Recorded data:
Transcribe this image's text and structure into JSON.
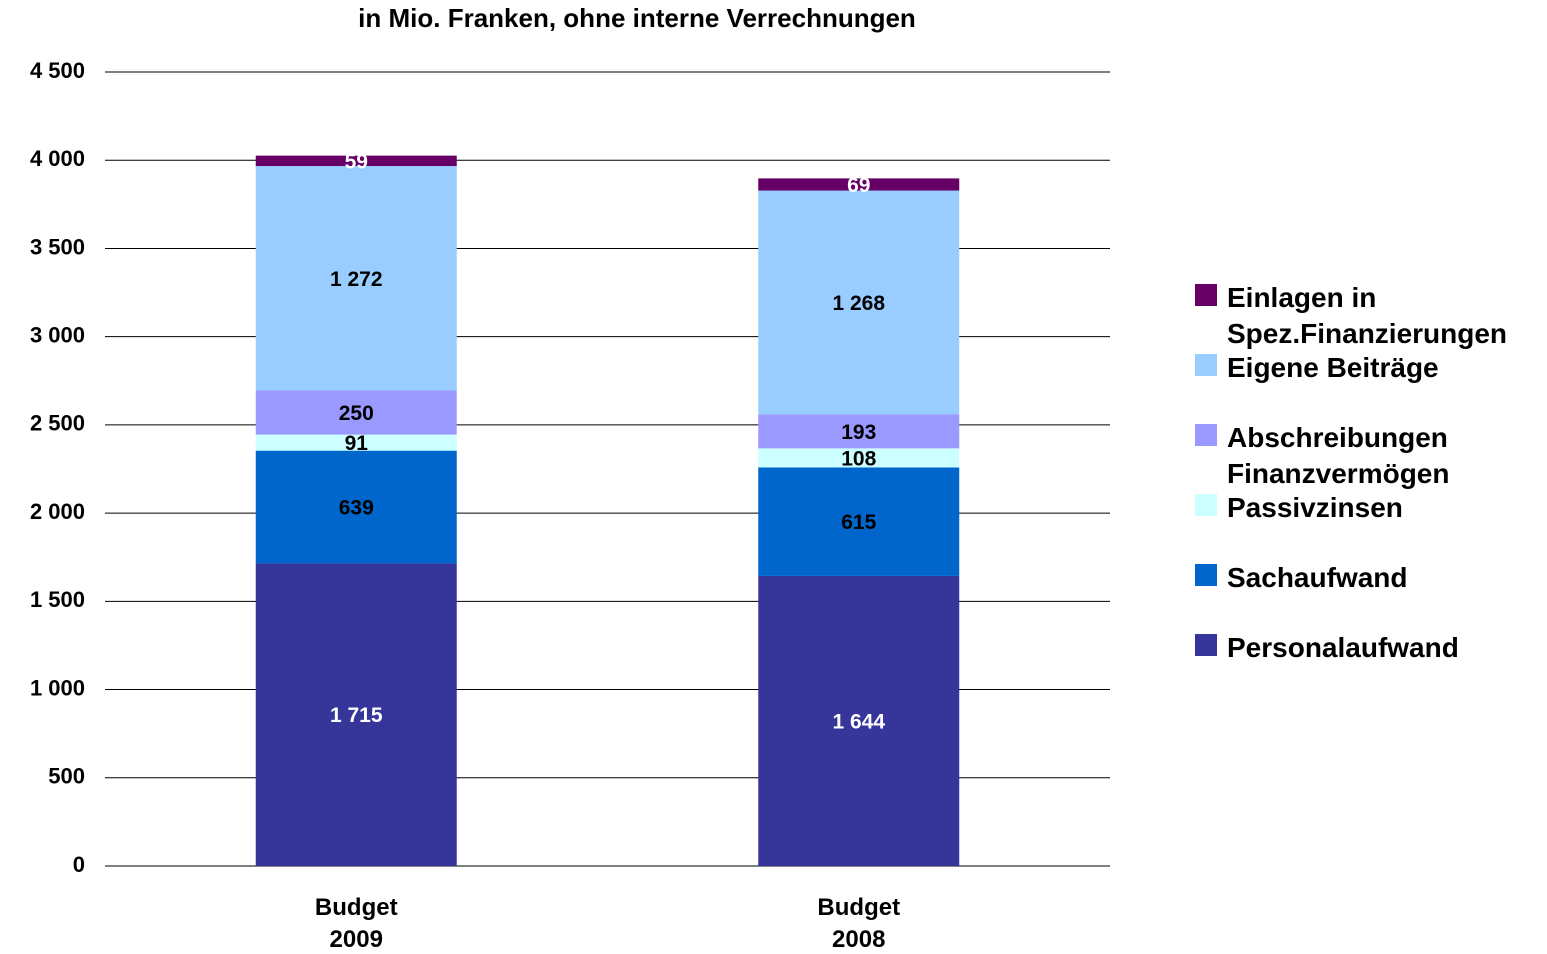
{
  "chart_data": {
    "type": "stacked_bar",
    "title": "in Mio. Franken, ohne interne Verrechnungen",
    "categories": [
      "Budget 2009",
      "Budget 2008"
    ],
    "series": [
      {
        "name": "Personalaufwand",
        "color": "#35359a",
        "label_color": "#ffffff",
        "values": [
          1715,
          1644
        ],
        "value_labels": [
          "1 715",
          "1 644"
        ]
      },
      {
        "name": "Sachaufwand",
        "color": "#0066cc",
        "label_color": "#000000",
        "values": [
          639,
          615
        ]
      },
      {
        "name": "Passivzinsen",
        "color": "#ccffff",
        "label_color": "#000000",
        "values": [
          91,
          108
        ]
      },
      {
        "name": "Abschreibungen Finanzvermögen",
        "color": "#9999ff",
        "label_color": "#000000",
        "values": [
          250,
          193
        ]
      },
      {
        "name": "Eigene Beiträge",
        "color": "#99ccff",
        "label_color": "#000000",
        "values": [
          1272,
          1268
        ],
        "value_labels": [
          "1 272",
          "1 268"
        ]
      },
      {
        "name": "Einlagen in Spez.Finanzierungen",
        "color": "#660066",
        "label_color": "#ffffff",
        "values": [
          59,
          69
        ]
      }
    ],
    "ylim": [
      0,
      4500
    ],
    "yticks": [
      0,
      500,
      {
        "value": 1000,
        "label": "1 000"
      },
      {
        "value": 1500,
        "label": "1 500"
      },
      {
        "value": 2000,
        "label": "2 000"
      },
      {
        "value": 2500,
        "label": "2 500"
      },
      {
        "value": 3000,
        "label": "3 000"
      },
      {
        "value": 3500,
        "label": "3 500"
      },
      {
        "value": 4000,
        "label": "4 000"
      },
      {
        "value": 4500,
        "label": "4 500"
      }
    ],
    "grid": true,
    "legend": "right"
  }
}
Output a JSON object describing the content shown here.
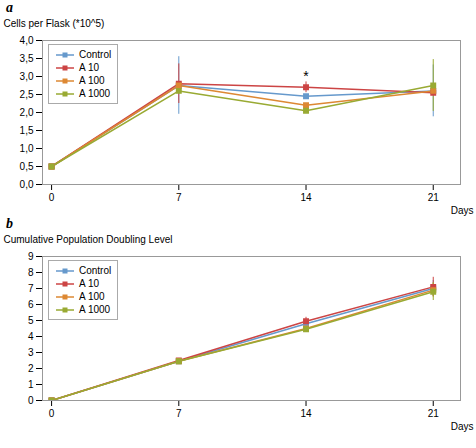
{
  "chart_data": [
    {
      "type": "line",
      "title": "a",
      "xlabel": "Days",
      "ylabel": "Cells per Flask (*10^5)",
      "x": [
        0,
        7,
        14,
        21
      ],
      "xlim": [
        -0.5,
        22.5
      ],
      "xticks": [
        0,
        7,
        14,
        21
      ],
      "ylim": [
        0,
        4.0
      ],
      "yticks": [
        {
          "value": 0.0,
          "label": "0,0"
        },
        {
          "value": 0.5,
          "label": "0,5"
        },
        {
          "value": 1.0,
          "label": "1,0"
        },
        {
          "value": 1.5,
          "label": "1,5"
        },
        {
          "value": 2.0,
          "label": "2,0"
        },
        {
          "value": 2.5,
          "label": "2,5"
        },
        {
          "value": 3.0,
          "label": "3,0"
        },
        {
          "value": 3.5,
          "label": "3,5"
        },
        {
          "value": 4.0,
          "label": "4,0"
        }
      ],
      "series": [
        {
          "name": "Control",
          "color": "#6699CC",
          "values": [
            0.5,
            2.75,
            2.45,
            2.6
          ],
          "errors": [
            0,
            0.8,
            0.0,
            0.72
          ]
        },
        {
          "name": "A 10",
          "color": "#CC4444",
          "values": [
            0.5,
            2.8,
            2.7,
            2.55
          ],
          "errors": [
            0,
            0.55,
            0.15,
            0.0
          ]
        },
        {
          "name": "A 100",
          "color": "#DD8833",
          "values": [
            0.5,
            2.75,
            2.2,
            2.6
          ],
          "errors": [
            0,
            0.0,
            0.0,
            0.0
          ]
        },
        {
          "name": "A 1000",
          "color": "#99AA33",
          "values": [
            0.5,
            2.6,
            2.05,
            2.75
          ],
          "errors": [
            0,
            0.0,
            0.0,
            0.72
          ]
        }
      ],
      "annotations": [
        {
          "text": "*",
          "x": 14,
          "y": 2.88
        }
      ],
      "legend": "upper left",
      "marker": "square",
      "line_style": "solid"
    },
    {
      "type": "line",
      "title": "b",
      "xlabel": "Days",
      "ylabel": "Cumulative Population Doubling Level",
      "x": [
        0,
        7,
        14,
        21
      ],
      "xlim": [
        -0.5,
        22.5
      ],
      "xticks": [
        0,
        7,
        14,
        21
      ],
      "ylim": [
        0,
        9
      ],
      "yticks": [
        0,
        1,
        2,
        3,
        4,
        5,
        6,
        7,
        8,
        9
      ],
      "series": [
        {
          "name": "Control",
          "color": "#6699CC",
          "values": [
            0,
            2.45,
            4.8,
            7.0
          ],
          "errors": [
            0,
            0.1,
            0.2,
            0.5
          ]
        },
        {
          "name": "A 10",
          "color": "#CC4444",
          "values": [
            0,
            2.5,
            4.95,
            7.1
          ],
          "errors": [
            0,
            0.1,
            0.25,
            0.6
          ]
        },
        {
          "name": "A 100",
          "color": "#DD8833",
          "values": [
            0,
            2.45,
            4.5,
            6.9
          ],
          "errors": [
            0,
            0.1,
            0.15,
            0.45
          ]
        },
        {
          "name": "A 1000",
          "color": "#99AA33",
          "values": [
            0,
            2.45,
            4.45,
            6.8
          ],
          "errors": [
            0,
            0.1,
            0.15,
            0.55
          ]
        }
      ],
      "legend": "upper left",
      "marker": "square",
      "line_style": "solid"
    }
  ]
}
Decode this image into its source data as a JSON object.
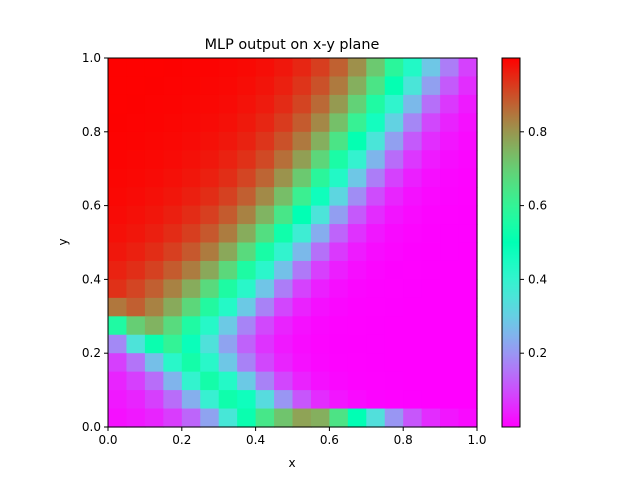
{
  "chart_data": {
    "type": "heatmap",
    "title": "MLP output on x-y plane",
    "xlabel": "x",
    "ylabel": "y",
    "xlim": [
      0,
      1
    ],
    "ylim": [
      0,
      1
    ],
    "grid": false,
    "colormap": "rainbow",
    "color_range": [
      0.0,
      1.0
    ],
    "cells_per_axis": 20,
    "row_order": "top-to-bottom (y from 1.0 down to 0.0)",
    "z": [
      [
        0.998,
        0.998,
        0.998,
        0.997,
        0.996,
        0.995,
        0.993,
        0.989,
        0.982,
        0.971,
        0.952,
        0.922,
        0.876,
        0.809,
        0.711,
        0.583,
        0.433,
        0.284,
        0.163,
        0.082
      ],
      [
        0.998,
        0.998,
        0.997,
        0.996,
        0.995,
        0.993,
        0.99,
        0.984,
        0.975,
        0.96,
        0.935,
        0.897,
        0.841,
        0.76,
        0.647,
        0.508,
        0.355,
        0.216,
        0.115,
        0.056
      ],
      [
        0.998,
        0.997,
        0.996,
        0.995,
        0.993,
        0.99,
        0.986,
        0.978,
        0.966,
        0.946,
        0.914,
        0.865,
        0.793,
        0.692,
        0.56,
        0.406,
        0.258,
        0.143,
        0.071,
        0.033
      ],
      [
        0.997,
        0.996,
        0.995,
        0.993,
        0.99,
        0.986,
        0.98,
        0.969,
        0.952,
        0.926,
        0.884,
        0.821,
        0.729,
        0.607,
        0.46,
        0.307,
        0.177,
        0.09,
        0.043,
        0.02
      ],
      [
        0.996,
        0.995,
        0.993,
        0.99,
        0.986,
        0.98,
        0.971,
        0.957,
        0.933,
        0.897,
        0.842,
        0.76,
        0.647,
        0.508,
        0.355,
        0.216,
        0.115,
        0.056,
        0.026,
        0.012
      ],
      [
        0.995,
        0.993,
        0.99,
        0.986,
        0.98,
        0.971,
        0.958,
        0.939,
        0.907,
        0.857,
        0.785,
        0.682,
        0.55,
        0.398,
        0.252,
        0.139,
        0.069,
        0.032,
        0.015,
        0.007
      ],
      [
        0.993,
        0.99,
        0.986,
        0.98,
        0.972,
        0.96,
        0.942,
        0.913,
        0.87,
        0.804,
        0.71,
        0.583,
        0.433,
        0.284,
        0.163,
        0.082,
        0.039,
        0.018,
        0.008,
        0.004
      ],
      [
        0.99,
        0.986,
        0.98,
        0.972,
        0.961,
        0.944,
        0.918,
        0.878,
        0.818,
        0.733,
        0.615,
        0.471,
        0.318,
        0.186,
        0.096,
        0.046,
        0.021,
        0.01,
        0.005,
        0.002
      ],
      [
        0.986,
        0.98,
        0.972,
        0.961,
        0.945,
        0.921,
        0.884,
        0.83,
        0.75,
        0.641,
        0.502,
        0.351,
        0.213,
        0.113,
        0.055,
        0.025,
        0.012,
        0.005,
        0.002,
        0.001
      ],
      [
        0.98,
        0.972,
        0.961,
        0.945,
        0.922,
        0.888,
        0.838,
        0.765,
        0.663,
        0.531,
        0.379,
        0.237,
        0.128,
        0.063,
        0.029,
        0.013,
        0.006,
        0.003,
        0.001,
        0.001
      ],
      [
        0.971,
        0.96,
        0.944,
        0.921,
        0.888,
        0.84,
        0.771,
        0.674,
        0.548,
        0.401,
        0.259,
        0.145,
        0.072,
        0.034,
        0.015,
        0.007,
        0.003,
        0.001,
        0.001,
        0.0
      ],
      [
        0.958,
        0.942,
        0.918,
        0.884,
        0.838,
        0.771,
        0.679,
        0.557,
        0.415,
        0.274,
        0.157,
        0.079,
        0.037,
        0.017,
        0.008,
        0.003,
        0.002,
        0.001,
        0.0,
        0.0
      ],
      [
        0.939,
        0.913,
        0.878,
        0.83,
        0.765,
        0.674,
        0.557,
        0.42,
        0.281,
        0.163,
        0.083,
        0.039,
        0.018,
        0.008,
        0.004,
        0.002,
        0.001,
        0.0,
        0.0,
        0.0
      ],
      [
        0.845,
        0.878,
        0.83,
        0.767,
        0.681,
        0.567,
        0.43,
        0.29,
        0.171,
        0.088,
        0.042,
        0.019,
        0.009,
        0.004,
        0.002,
        0.001,
        0.0,
        0.0,
        0.0,
        0.0
      ],
      [
        0.56,
        0.7,
        0.752,
        0.672,
        0.56,
        0.425,
        0.289,
        0.173,
        0.091,
        0.044,
        0.02,
        0.009,
        0.004,
        0.002,
        0.001,
        0.0,
        0.0,
        0.0,
        0.0,
        0.0
      ],
      [
        0.18,
        0.35,
        0.52,
        0.6,
        0.48,
        0.345,
        0.22,
        0.125,
        0.064,
        0.03,
        0.014,
        0.006,
        0.003,
        0.001,
        0.001,
        0.0,
        0.0,
        0.0,
        0.0,
        0.0
      ],
      [
        0.08,
        0.15,
        0.27,
        0.42,
        0.54,
        0.42,
        0.285,
        0.17,
        0.09,
        0.044,
        0.02,
        0.009,
        0.004,
        0.002,
        0.001,
        0.0,
        0.0,
        0.0,
        0.0,
        0.0
      ],
      [
        0.045,
        0.08,
        0.14,
        0.25,
        0.4,
        0.54,
        0.43,
        0.29,
        0.17,
        0.088,
        0.042,
        0.019,
        0.009,
        0.004,
        0.002,
        0.001,
        0.0,
        0.0,
        0.0,
        0.0
      ],
      [
        0.03,
        0.045,
        0.08,
        0.14,
        0.24,
        0.39,
        0.53,
        0.47,
        0.33,
        0.2,
        0.11,
        0.055,
        0.026,
        0.012,
        0.005,
        0.002,
        0.001,
        0.0,
        0.0,
        0.0
      ],
      [
        0.02,
        0.03,
        0.045,
        0.075,
        0.13,
        0.22,
        0.36,
        0.52,
        0.64,
        0.72,
        0.78,
        0.76,
        0.65,
        0.5,
        0.34,
        0.2,
        0.11,
        0.055,
        0.026,
        0.012
      ]
    ],
    "xticks": [
      {
        "value": 0.0,
        "label": "0.0"
      },
      {
        "value": 0.2,
        "label": "0.2"
      },
      {
        "value": 0.4,
        "label": "0.4"
      },
      {
        "value": 0.6,
        "label": "0.6"
      },
      {
        "value": 0.8,
        "label": "0.8"
      },
      {
        "value": 1.0,
        "label": "1.0"
      }
    ],
    "yticks": [
      {
        "value": 0.0,
        "label": "0.0"
      },
      {
        "value": 0.2,
        "label": "0.2"
      },
      {
        "value": 0.4,
        "label": "0.4"
      },
      {
        "value": 0.6,
        "label": "0.6"
      },
      {
        "value": 0.8,
        "label": "0.8"
      },
      {
        "value": 1.0,
        "label": "1.0"
      }
    ],
    "colorbar": {
      "placement": "right",
      "ticks": [
        {
          "value": 0.2,
          "label": "0.2"
        },
        {
          "value": 0.4,
          "label": "0.4"
        },
        {
          "value": 0.6,
          "label": "0.6"
        },
        {
          "value": 0.8,
          "label": "0.8"
        }
      ]
    }
  }
}
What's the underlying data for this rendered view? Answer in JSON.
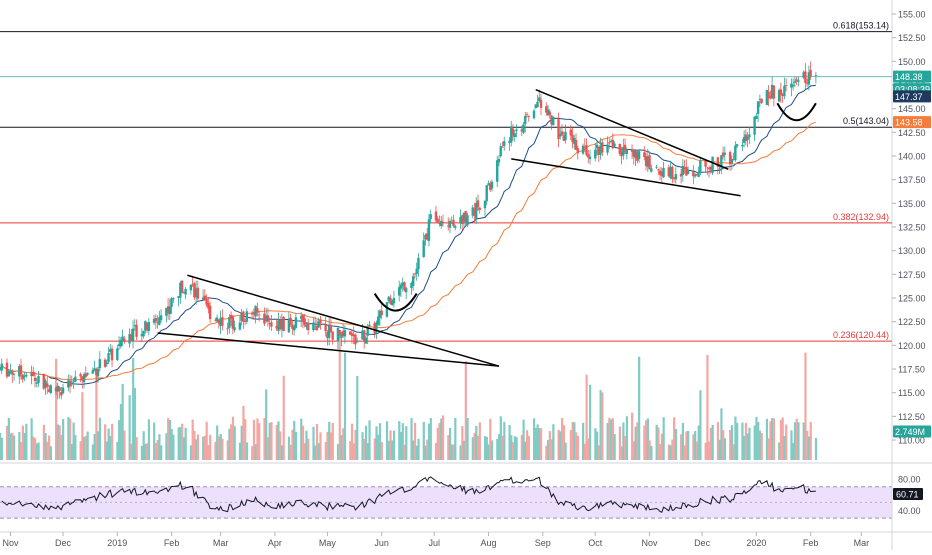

What you will do: Only the count is needed: the number of lines in the data that include the word "JSON".

Completed exercise: 4